* EXERCISE BRIEF
Arrange the records as a numbered list, starting with the first line and ending with the line that contains "continuation-line-2: d'une procession", both included. Leave out any blank lines.

* DATA ROWS
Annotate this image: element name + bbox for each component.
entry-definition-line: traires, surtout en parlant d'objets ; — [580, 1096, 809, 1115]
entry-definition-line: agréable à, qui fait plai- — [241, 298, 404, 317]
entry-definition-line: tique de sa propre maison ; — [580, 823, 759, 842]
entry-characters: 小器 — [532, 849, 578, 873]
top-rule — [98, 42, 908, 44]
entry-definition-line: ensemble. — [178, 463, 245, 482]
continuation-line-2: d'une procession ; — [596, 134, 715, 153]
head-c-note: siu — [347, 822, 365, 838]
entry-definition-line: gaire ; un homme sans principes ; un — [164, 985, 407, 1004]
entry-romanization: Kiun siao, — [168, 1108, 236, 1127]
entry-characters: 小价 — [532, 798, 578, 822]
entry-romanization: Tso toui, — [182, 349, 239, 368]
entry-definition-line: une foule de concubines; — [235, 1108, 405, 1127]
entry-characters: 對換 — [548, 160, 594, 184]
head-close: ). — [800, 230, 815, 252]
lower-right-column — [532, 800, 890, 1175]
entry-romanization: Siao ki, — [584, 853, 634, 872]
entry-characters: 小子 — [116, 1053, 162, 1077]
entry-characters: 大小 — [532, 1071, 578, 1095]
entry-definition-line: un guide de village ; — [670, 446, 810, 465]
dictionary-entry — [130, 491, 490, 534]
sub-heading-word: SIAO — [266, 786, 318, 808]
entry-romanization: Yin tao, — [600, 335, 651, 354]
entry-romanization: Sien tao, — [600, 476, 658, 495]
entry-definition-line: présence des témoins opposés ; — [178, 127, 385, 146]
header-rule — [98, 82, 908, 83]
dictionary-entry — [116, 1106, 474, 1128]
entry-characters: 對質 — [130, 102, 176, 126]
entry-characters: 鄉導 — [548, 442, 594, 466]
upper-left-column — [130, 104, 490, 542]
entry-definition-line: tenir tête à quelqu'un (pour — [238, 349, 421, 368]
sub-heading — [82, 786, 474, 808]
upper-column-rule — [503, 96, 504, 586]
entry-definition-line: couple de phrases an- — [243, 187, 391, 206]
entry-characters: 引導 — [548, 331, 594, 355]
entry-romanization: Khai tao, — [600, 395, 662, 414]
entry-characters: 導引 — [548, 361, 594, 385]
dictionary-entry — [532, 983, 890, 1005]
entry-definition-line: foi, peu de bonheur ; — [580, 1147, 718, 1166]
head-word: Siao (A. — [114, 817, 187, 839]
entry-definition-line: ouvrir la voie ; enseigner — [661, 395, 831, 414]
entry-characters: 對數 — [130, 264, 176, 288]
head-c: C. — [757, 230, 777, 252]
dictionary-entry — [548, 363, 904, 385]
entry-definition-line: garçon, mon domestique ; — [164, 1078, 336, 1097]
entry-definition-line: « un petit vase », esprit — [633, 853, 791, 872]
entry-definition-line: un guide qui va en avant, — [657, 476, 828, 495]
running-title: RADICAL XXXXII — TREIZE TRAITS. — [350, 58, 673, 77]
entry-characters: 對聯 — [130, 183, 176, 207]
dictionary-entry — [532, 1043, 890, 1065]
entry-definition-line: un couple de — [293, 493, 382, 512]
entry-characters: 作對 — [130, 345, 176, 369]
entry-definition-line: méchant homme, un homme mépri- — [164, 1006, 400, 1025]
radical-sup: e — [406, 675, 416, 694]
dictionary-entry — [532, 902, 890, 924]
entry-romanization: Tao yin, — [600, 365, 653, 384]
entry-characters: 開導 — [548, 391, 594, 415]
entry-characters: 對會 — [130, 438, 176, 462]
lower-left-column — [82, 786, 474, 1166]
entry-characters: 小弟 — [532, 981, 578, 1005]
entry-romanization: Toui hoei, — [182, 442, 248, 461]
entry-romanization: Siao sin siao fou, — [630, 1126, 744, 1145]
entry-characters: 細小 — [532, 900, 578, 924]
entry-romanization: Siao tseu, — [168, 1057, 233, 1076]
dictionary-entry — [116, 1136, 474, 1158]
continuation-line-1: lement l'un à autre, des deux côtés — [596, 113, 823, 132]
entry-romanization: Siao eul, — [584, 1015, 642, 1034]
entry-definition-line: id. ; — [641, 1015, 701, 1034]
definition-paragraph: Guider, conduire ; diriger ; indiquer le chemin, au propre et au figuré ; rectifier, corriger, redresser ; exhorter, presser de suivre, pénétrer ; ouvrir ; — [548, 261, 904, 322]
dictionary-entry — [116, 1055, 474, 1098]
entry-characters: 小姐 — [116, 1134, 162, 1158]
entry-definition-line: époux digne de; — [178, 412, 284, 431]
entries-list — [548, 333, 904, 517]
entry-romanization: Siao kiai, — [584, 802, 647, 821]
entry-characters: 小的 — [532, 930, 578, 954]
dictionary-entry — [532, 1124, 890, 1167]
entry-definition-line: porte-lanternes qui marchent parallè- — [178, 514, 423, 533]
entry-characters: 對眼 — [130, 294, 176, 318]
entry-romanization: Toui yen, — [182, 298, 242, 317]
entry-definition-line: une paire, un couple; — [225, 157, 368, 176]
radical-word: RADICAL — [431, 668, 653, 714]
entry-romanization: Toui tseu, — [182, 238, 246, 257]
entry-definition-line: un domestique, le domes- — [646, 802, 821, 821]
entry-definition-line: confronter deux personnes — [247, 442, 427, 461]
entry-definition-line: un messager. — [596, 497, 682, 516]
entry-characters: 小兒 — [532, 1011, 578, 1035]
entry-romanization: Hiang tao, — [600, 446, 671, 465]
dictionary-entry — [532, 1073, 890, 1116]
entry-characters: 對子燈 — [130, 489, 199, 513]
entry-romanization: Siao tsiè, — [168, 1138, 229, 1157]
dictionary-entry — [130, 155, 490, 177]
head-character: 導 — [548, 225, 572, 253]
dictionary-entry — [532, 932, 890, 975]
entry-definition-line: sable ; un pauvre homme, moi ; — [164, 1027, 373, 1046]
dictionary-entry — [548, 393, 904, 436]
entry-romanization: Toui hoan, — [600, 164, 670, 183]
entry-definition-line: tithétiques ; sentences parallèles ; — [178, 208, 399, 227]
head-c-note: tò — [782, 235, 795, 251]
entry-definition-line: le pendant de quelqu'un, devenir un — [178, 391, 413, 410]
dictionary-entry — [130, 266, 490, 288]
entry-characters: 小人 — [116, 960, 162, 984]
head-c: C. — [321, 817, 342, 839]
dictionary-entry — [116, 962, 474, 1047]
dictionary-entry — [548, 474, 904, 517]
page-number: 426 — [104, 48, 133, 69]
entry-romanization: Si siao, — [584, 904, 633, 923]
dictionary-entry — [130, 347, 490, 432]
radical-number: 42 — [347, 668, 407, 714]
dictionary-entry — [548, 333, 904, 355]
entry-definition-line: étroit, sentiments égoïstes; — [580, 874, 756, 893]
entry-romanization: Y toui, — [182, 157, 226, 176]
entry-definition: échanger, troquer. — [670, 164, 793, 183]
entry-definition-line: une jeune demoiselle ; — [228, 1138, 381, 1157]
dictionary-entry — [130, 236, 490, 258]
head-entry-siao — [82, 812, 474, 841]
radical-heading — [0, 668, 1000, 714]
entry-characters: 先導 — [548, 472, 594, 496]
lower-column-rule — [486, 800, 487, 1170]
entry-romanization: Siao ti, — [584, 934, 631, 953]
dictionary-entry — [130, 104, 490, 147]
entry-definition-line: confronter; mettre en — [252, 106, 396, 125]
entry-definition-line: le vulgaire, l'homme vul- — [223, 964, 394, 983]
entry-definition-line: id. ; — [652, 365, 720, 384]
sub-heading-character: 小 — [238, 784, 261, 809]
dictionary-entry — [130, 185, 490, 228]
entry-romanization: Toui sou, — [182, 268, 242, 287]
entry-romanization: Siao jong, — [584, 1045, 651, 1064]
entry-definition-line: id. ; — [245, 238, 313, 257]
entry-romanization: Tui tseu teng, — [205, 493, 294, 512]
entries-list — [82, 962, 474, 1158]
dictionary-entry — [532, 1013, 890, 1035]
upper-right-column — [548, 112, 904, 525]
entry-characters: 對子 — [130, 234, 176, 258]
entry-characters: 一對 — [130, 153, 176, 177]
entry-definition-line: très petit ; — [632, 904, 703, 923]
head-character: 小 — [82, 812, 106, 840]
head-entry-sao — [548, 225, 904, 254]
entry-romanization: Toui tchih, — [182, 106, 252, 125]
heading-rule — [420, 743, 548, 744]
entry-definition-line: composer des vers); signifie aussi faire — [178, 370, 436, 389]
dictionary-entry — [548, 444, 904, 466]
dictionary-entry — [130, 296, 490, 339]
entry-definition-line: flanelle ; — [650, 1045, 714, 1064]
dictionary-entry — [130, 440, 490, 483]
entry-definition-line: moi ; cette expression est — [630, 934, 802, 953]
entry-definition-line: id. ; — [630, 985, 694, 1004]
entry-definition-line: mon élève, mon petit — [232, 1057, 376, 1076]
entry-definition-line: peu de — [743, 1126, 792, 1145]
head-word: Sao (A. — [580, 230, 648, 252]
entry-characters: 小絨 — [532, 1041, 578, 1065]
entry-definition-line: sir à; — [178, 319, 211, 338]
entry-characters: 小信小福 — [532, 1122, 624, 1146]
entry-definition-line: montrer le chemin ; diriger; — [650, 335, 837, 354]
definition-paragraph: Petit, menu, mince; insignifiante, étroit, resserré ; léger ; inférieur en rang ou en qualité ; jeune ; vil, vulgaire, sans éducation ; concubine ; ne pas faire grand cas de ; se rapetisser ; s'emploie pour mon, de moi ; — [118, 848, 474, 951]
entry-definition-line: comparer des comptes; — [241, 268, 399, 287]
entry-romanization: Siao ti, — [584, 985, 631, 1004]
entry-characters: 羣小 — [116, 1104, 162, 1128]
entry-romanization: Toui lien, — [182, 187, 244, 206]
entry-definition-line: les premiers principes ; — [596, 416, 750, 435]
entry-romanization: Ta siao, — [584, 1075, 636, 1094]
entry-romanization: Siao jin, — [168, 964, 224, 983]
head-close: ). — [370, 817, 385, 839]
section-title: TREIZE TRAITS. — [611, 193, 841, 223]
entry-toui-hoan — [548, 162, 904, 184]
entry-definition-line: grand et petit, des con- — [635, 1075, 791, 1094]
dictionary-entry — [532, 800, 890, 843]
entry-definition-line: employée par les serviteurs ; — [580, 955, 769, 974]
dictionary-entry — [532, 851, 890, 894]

* THE RESULT
1. Annotate this image: element name + bbox for each component.
2. entry-definition-line: traires, surtout en parlant d'objets ; — [580, 1096, 809, 1115]
3. entry-definition-line: agréable à, qui fait plai- — [241, 298, 404, 317]
4. entry-definition-line: tique de sa propre maison ; — [580, 823, 759, 842]
5. entry-characters: 小器 — [532, 849, 578, 873]
6. top-rule — [98, 42, 908, 44]
7. entry-definition-line: ensemble. — [178, 463, 245, 482]
8. continuation-line-2: d'une procession ; — [596, 134, 715, 153]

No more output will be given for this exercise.